--- begin RAW DATA ---

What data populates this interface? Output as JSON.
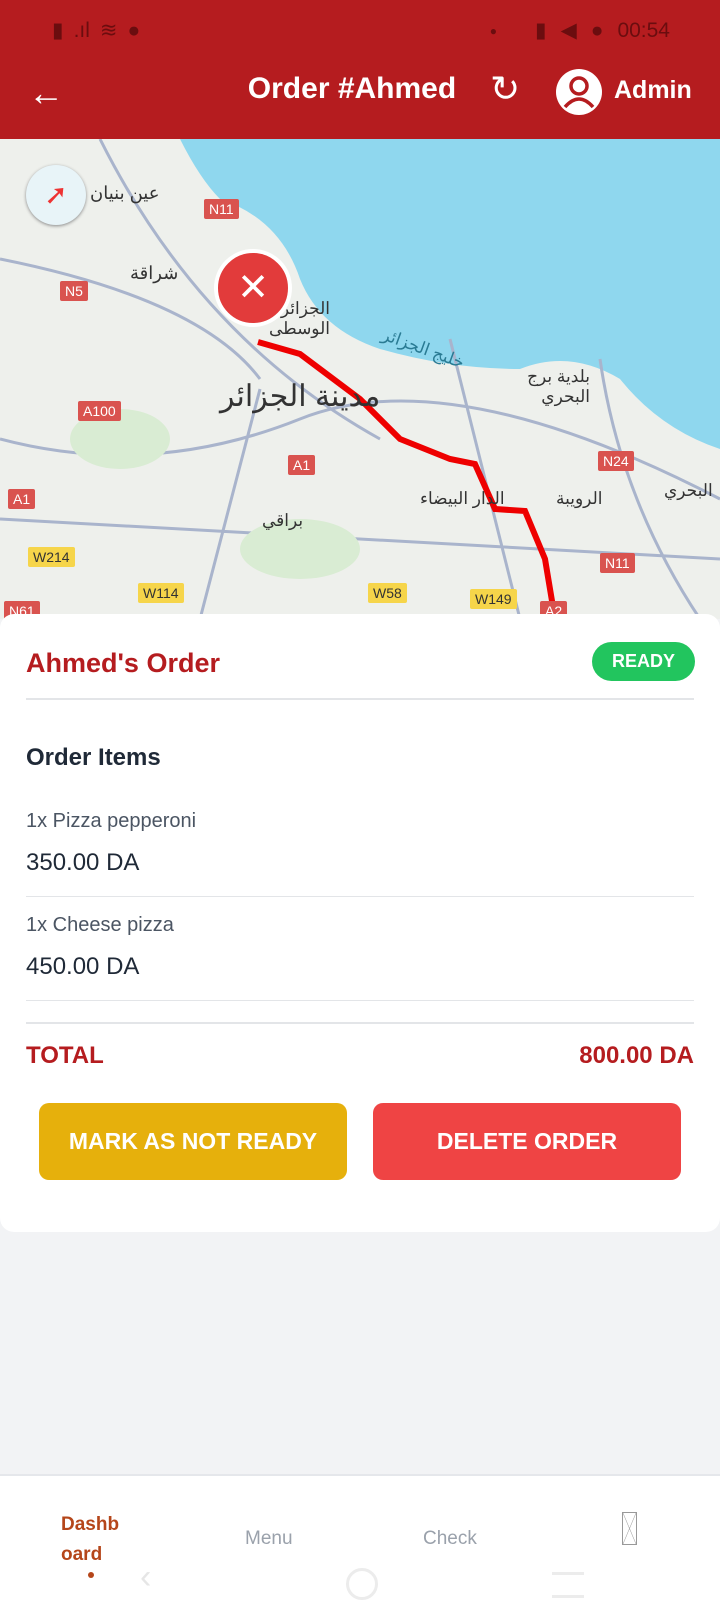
{
  "status_bar": {
    "time": "00:54"
  },
  "header": {
    "title": "Order #Ahmed",
    "user": "Admin"
  },
  "map": {
    "labels": [
      {
        "t": "عين بنيان"
      },
      {
        "t": "شراقة"
      },
      {
        "t": "الجزائر الوسطى"
      },
      {
        "t": "خليج الجزائر"
      },
      {
        "t": "مدينة الجزائر"
      },
      {
        "t": "بلدية برج البحري"
      },
      {
        "t": "الدار البيضاء"
      },
      {
        "t": "الرويبة"
      },
      {
        "t": "براقي"
      },
      {
        "t": "البحري"
      }
    ],
    "roads": [
      "N11",
      "N5",
      "A100",
      "A1",
      "A1",
      "N24",
      "N11",
      "W214",
      "W114",
      "W58",
      "W149",
      "A2",
      "N61"
    ]
  },
  "order": {
    "name": "Ahmed's Order",
    "status": "READY",
    "status_color": "#22c55e",
    "section_title": "Order Items",
    "items": [
      {
        "name": "1x Pizza pepperoni",
        "price": "350.00 DA"
      },
      {
        "name": "1x Cheese pizza",
        "price": "450.00 DA"
      }
    ],
    "total_label": "TOTAL",
    "total_value": "800.00 DA",
    "mark_button": "MARK AS NOT READY",
    "delete_button": "DELETE ORDER"
  },
  "nav": {
    "items": [
      {
        "label": "Dashboard"
      },
      {
        "label": "Menu"
      },
      {
        "label": "Check"
      }
    ]
  },
  "colors": {
    "brand": "#b51c1f",
    "mark": "#e6b00c",
    "delete": "#ef4444"
  }
}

--- end RAW DATA ---

### DO THIS
Would you mind returning each entry above word for word, skipping the images?

### FULL OUTPUT
What data populates this interface? Output as JSON.
{
  "status_bar": {
    "time": "00:54"
  },
  "header": {
    "title": "Order #Ahmed",
    "user": "Admin"
  },
  "map": {
    "labels": [
      {
        "t": "عين بنيان"
      },
      {
        "t": "شراقة"
      },
      {
        "t": "الجزائر الوسطى"
      },
      {
        "t": "خليج الجزائر"
      },
      {
        "t": "مدينة الجزائر"
      },
      {
        "t": "بلدية برج البحري"
      },
      {
        "t": "الدار البيضاء"
      },
      {
        "t": "الرويبة"
      },
      {
        "t": "براقي"
      },
      {
        "t": "البحري"
      }
    ],
    "roads": [
      "N11",
      "N5",
      "A100",
      "A1",
      "A1",
      "N24",
      "N11",
      "W214",
      "W114",
      "W58",
      "W149",
      "A2",
      "N61"
    ]
  },
  "order": {
    "name": "Ahmed's Order",
    "status": "READY",
    "status_color": "#22c55e",
    "section_title": "Order Items",
    "items": [
      {
        "name": "1x Pizza pepperoni",
        "price": "350.00 DA"
      },
      {
        "name": "1x Cheese pizza",
        "price": "450.00 DA"
      }
    ],
    "total_label": "TOTAL",
    "total_value": "800.00 DA",
    "mark_button": "MARK AS NOT READY",
    "delete_button": "DELETE ORDER"
  },
  "nav": {
    "items": [
      {
        "label": "Dashboard"
      },
      {
        "label": "Menu"
      },
      {
        "label": "Check"
      }
    ]
  },
  "colors": {
    "brand": "#b51c1f",
    "mark": "#e6b00c",
    "delete": "#ef4444"
  }
}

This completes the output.